Could you extract every entry below and reproduce it exactly?

[Part of a data file]
--- --- ---
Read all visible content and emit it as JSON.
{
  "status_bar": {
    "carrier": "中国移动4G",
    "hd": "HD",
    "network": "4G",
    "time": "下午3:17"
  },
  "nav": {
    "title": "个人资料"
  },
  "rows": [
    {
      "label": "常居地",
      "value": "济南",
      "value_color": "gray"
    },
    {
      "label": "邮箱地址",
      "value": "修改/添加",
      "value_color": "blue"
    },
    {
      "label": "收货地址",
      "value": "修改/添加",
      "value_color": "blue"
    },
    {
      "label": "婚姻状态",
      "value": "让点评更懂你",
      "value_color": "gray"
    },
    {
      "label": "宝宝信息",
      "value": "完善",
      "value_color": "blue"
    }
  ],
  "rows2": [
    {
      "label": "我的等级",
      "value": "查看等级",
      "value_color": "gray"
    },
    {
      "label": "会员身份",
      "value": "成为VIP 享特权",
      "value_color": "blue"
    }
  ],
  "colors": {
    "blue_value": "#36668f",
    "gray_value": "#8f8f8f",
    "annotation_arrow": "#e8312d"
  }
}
--- --- ---
**EXERCISE SOLUTION**
Read all visible content and emit it as JSON.
{
  "status_bar": {
    "carrier": "中国移动4G",
    "hd": "HD",
    "network": "4G",
    "time": "下午3:17"
  },
  "nav": {
    "title": "个人资料"
  },
  "rows": [
    {
      "label": "常居地",
      "value": "济南",
      "value_color": "gray"
    },
    {
      "label": "邮箱地址",
      "value": "修改/添加",
      "value_color": "blue"
    },
    {
      "label": "收货地址",
      "value": "修改/添加",
      "value_color": "blue"
    },
    {
      "label": "婚姻状态",
      "value": "让点评更懂你",
      "value_color": "gray"
    },
    {
      "label": "宝宝信息",
      "value": "完善",
      "value_color": "blue"
    }
  ],
  "rows2": [
    {
      "label": "我的等级",
      "value": "查看等级",
      "value_color": "gray"
    },
    {
      "label": "会员身份",
      "value": "成为VIP 享特权",
      "value_color": "blue"
    }
  ],
  "colors": {
    "blue_value": "#36668f",
    "gray_value": "#8f8f8f",
    "annotation_arrow": "#e8312d"
  }
}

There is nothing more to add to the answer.